WORKING DATA ▸
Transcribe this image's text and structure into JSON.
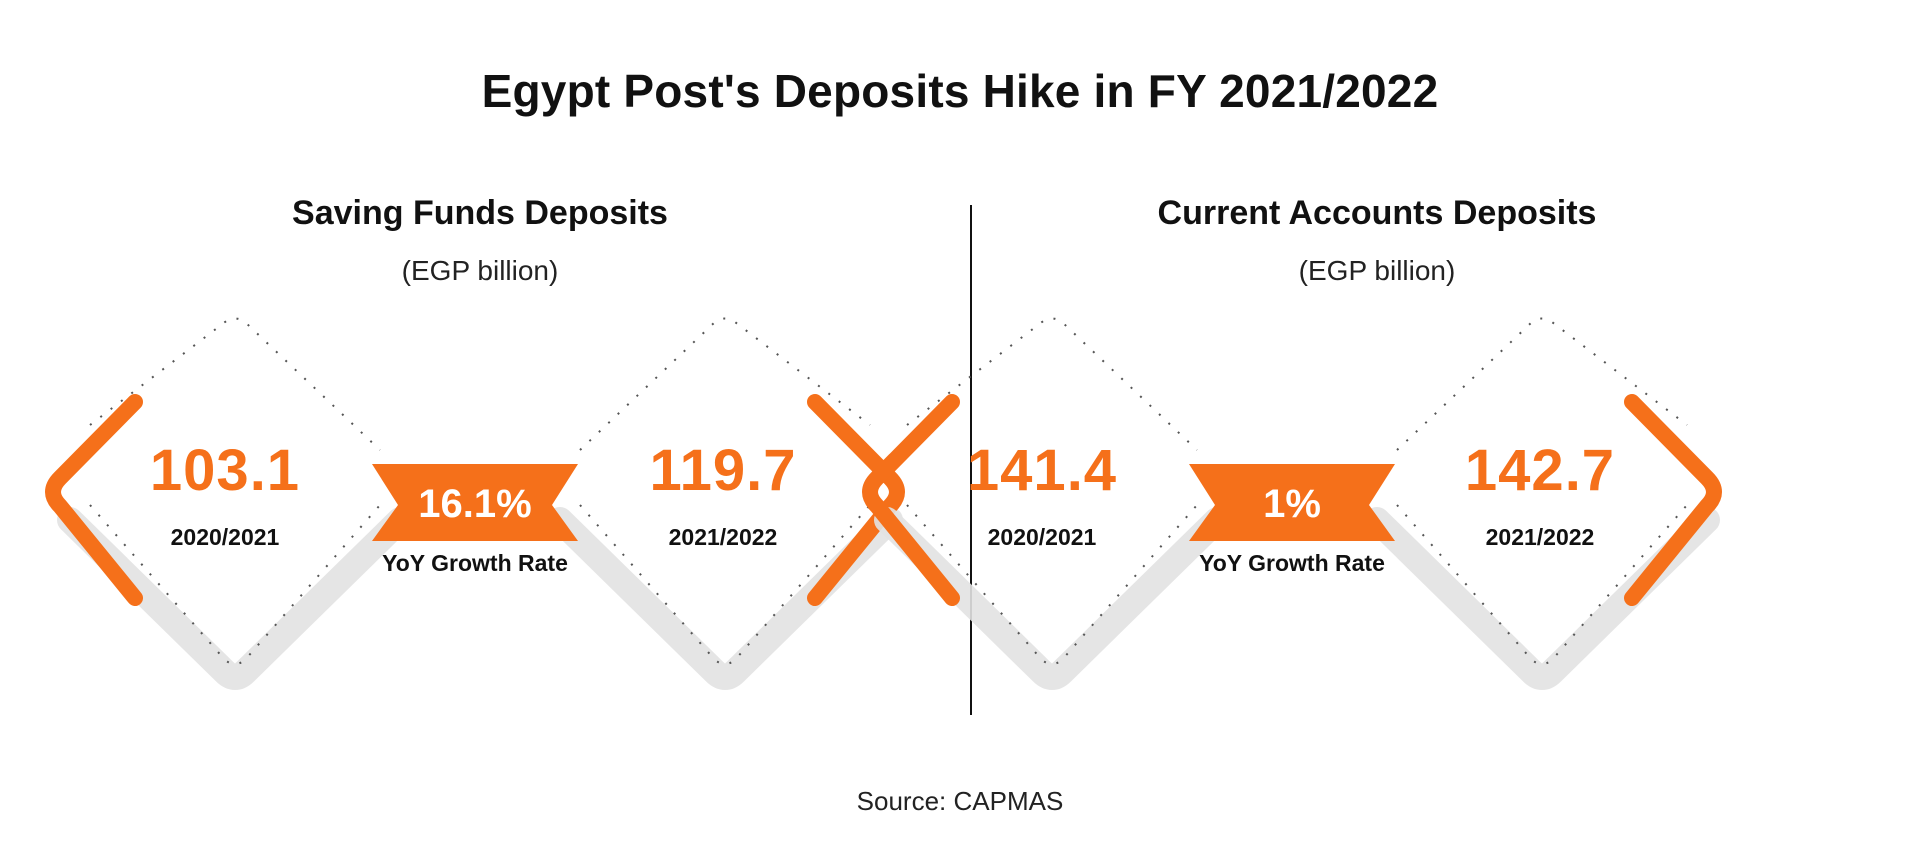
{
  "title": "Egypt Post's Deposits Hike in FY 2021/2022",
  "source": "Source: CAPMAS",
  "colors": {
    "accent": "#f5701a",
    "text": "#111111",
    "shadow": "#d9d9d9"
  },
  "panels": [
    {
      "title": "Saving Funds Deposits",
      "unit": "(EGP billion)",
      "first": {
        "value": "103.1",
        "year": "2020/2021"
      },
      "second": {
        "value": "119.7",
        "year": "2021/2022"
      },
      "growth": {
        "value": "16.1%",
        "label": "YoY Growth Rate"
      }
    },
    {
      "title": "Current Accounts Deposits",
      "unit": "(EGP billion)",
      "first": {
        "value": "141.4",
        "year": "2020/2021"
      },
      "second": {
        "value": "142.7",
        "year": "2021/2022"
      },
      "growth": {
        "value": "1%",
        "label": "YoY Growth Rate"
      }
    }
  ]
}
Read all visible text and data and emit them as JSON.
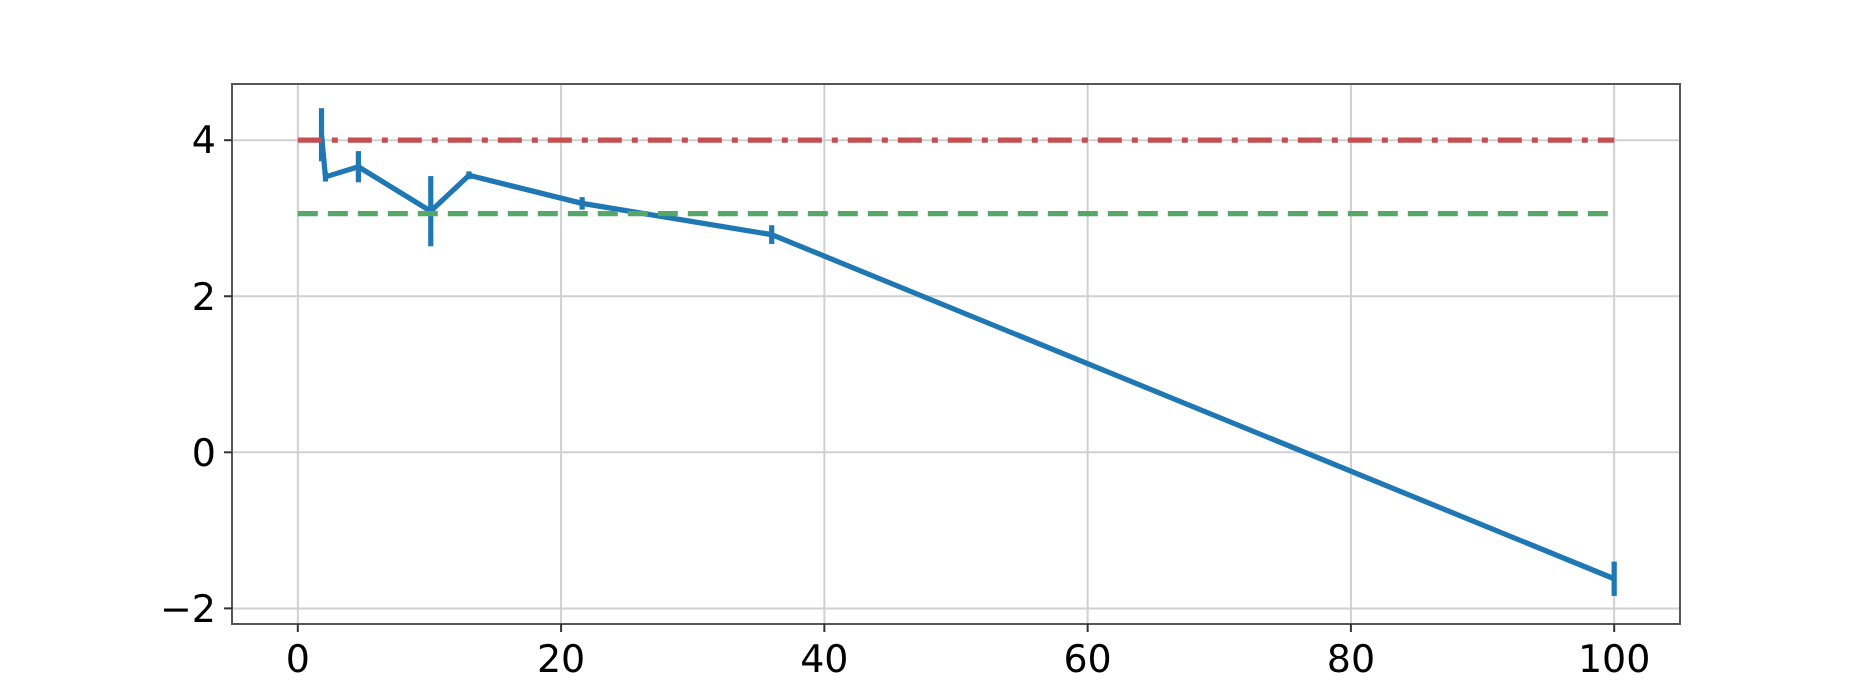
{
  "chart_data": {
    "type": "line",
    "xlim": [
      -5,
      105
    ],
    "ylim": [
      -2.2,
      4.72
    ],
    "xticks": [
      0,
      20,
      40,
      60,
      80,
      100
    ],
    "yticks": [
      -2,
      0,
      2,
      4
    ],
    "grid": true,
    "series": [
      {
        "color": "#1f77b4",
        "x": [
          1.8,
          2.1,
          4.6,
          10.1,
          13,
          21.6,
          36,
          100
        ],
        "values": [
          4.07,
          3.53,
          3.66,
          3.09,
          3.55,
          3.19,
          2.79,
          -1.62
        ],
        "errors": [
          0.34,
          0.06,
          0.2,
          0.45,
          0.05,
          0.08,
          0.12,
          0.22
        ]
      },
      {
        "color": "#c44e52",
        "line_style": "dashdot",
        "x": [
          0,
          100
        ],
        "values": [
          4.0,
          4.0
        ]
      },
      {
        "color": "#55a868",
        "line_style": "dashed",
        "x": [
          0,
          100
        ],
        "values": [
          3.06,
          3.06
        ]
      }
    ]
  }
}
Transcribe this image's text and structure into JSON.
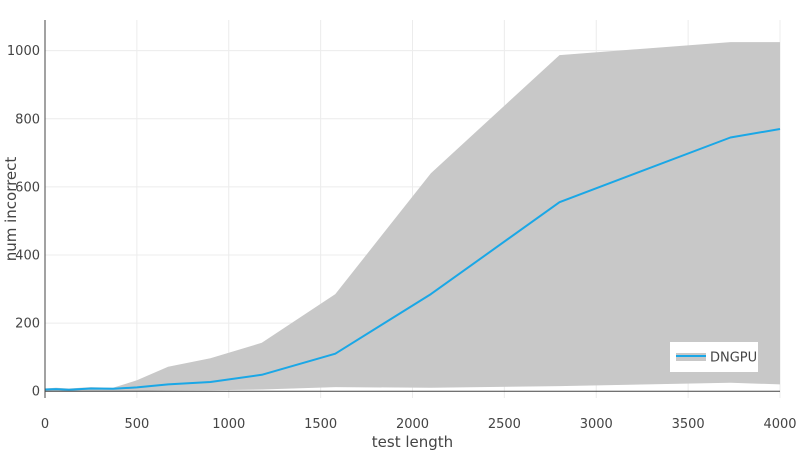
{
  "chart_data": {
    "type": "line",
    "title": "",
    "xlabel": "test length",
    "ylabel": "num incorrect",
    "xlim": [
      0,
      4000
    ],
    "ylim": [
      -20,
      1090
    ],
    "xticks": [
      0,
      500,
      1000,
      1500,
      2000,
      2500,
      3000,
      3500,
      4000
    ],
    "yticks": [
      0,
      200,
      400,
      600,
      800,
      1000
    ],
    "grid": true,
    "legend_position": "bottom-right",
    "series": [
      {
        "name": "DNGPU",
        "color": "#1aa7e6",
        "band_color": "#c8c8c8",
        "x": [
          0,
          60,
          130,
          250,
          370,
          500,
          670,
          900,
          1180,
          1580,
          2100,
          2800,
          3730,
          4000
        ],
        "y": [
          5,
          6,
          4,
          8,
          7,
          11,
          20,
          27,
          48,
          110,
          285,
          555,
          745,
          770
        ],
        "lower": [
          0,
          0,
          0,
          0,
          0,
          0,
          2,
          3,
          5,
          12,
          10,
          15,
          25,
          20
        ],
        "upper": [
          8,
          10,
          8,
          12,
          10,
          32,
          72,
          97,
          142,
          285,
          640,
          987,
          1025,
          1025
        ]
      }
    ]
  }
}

WORK TO BE COMPLETED ▸
Transcribe all entries above exactly. Drop the pictures.

CORRECT RESPONSE ▸
Transcribe this image's text and structure into JSON.
{
  "title": "Egypt Post's Deposits Hike in FY 2021/2022",
  "source": "Source: CAPMAS",
  "colors": {
    "accent": "#f5701a",
    "text": "#111111",
    "shadow": "#d9d9d9"
  },
  "panels": [
    {
      "title": "Saving Funds Deposits",
      "unit": "(EGP billion)",
      "first": {
        "value": "103.1",
        "year": "2020/2021"
      },
      "second": {
        "value": "119.7",
        "year": "2021/2022"
      },
      "growth": {
        "value": "16.1%",
        "label": "YoY Growth Rate"
      }
    },
    {
      "title": "Current Accounts Deposits",
      "unit": "(EGP billion)",
      "first": {
        "value": "141.4",
        "year": "2020/2021"
      },
      "second": {
        "value": "142.7",
        "year": "2021/2022"
      },
      "growth": {
        "value": "1%",
        "label": "YoY Growth Rate"
      }
    }
  ]
}
Read all visible text and data and emit them as JSON.
{
  "chart_data": {
    "type": "line",
    "xlim": [
      -5,
      105
    ],
    "ylim": [
      -2.2,
      4.72
    ],
    "xticks": [
      0,
      20,
      40,
      60,
      80,
      100
    ],
    "yticks": [
      -2,
      0,
      2,
      4
    ],
    "grid": true,
    "series": [
      {
        "color": "#1f77b4",
        "x": [
          1.8,
          2.1,
          4.6,
          10.1,
          13,
          21.6,
          36,
          100
        ],
        "values": [
          4.07,
          3.53,
          3.66,
          3.09,
          3.55,
          3.19,
          2.79,
          -1.62
        ],
        "errors": [
          0.34,
          0.06,
          0.2,
          0.45,
          0.05,
          0.08,
          0.12,
          0.22
        ]
      },
      {
        "color": "#c44e52",
        "line_style": "dashdot",
        "x": [
          0,
          100
        ],
        "values": [
          4.0,
          4.0
        ]
      },
      {
        "color": "#55a868",
        "line_style": "dashed",
        "x": [
          0,
          100
        ],
        "values": [
          3.06,
          3.06
        ]
      }
    ]
  }
}
Transcribe this image's text and structure into JSON.
{
  "chart_data": {
    "type": "line",
    "title": "",
    "xlabel": "test length",
    "ylabel": "num incorrect",
    "xlim": [
      0,
      4000
    ],
    "ylim": [
      -20,
      1090
    ],
    "xticks": [
      0,
      500,
      1000,
      1500,
      2000,
      2500,
      3000,
      3500,
      4000
    ],
    "yticks": [
      0,
      200,
      400,
      600,
      800,
      1000
    ],
    "grid": true,
    "legend_position": "bottom-right",
    "series": [
      {
        "name": "DNGPU",
        "color": "#1aa7e6",
        "band_color": "#c8c8c8",
        "x": [
          0,
          60,
          130,
          250,
          370,
          500,
          670,
          900,
          1180,
          1580,
          2100,
          2800,
          3730,
          4000
        ],
        "y": [
          5,
          6,
          4,
          8,
          7,
          11,
          20,
          27,
          48,
          110,
          285,
          555,
          745,
          770
        ],
        "lower": [
          0,
          0,
          0,
          0,
          0,
          0,
          2,
          3,
          5,
          12,
          10,
          15,
          25,
          20
        ],
        "upper": [
          8,
          10,
          8,
          12,
          10,
          32,
          72,
          97,
          142,
          285,
          640,
          987,
          1025,
          1025
        ]
      }
    ]
  }
}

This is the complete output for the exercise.